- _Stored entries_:
· · · ·
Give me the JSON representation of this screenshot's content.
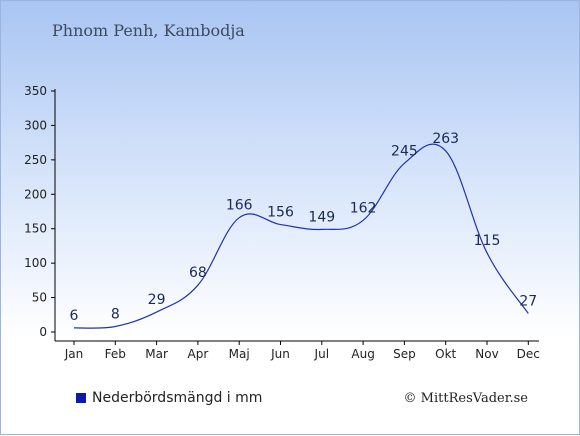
{
  "header": {
    "title": "Phnom Penh, Kambodja"
  },
  "legend": {
    "label": "Nederbördsmängd i mm"
  },
  "footer": {
    "copyright": "© MittResVader.se"
  },
  "colors": {
    "line": "#2233aa",
    "legend_swatch": "#0a1ab0",
    "axis": "#000000"
  },
  "chart_data": {
    "type": "line",
    "categories": [
      "Jan",
      "Feb",
      "Mar",
      "Apr",
      "Maj",
      "Jun",
      "Jul",
      "Aug",
      "Sep",
      "Okt",
      "Nov",
      "Dec"
    ],
    "series": [
      {
        "name": "Nederbördsmängd i mm",
        "values": [
          6,
          8,
          29,
          68,
          166,
          156,
          149,
          162,
          245,
          263,
          115,
          27
        ]
      }
    ],
    "y_ticks": [
      0,
      50,
      100,
      150,
      200,
      250,
      300,
      350
    ],
    "ylim": [
      0,
      350
    ],
    "grid": false,
    "legend_position": "bottom-left",
    "data_labels": true
  }
}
· · · ·
- _Stated problem_: Find all the lines containing "Nederbördsmängd" in the material, then copy them.

- _Completed task_:
    "label": "Nederbördsmängd i mm"
        "name": "Nederbördsmängd i mm",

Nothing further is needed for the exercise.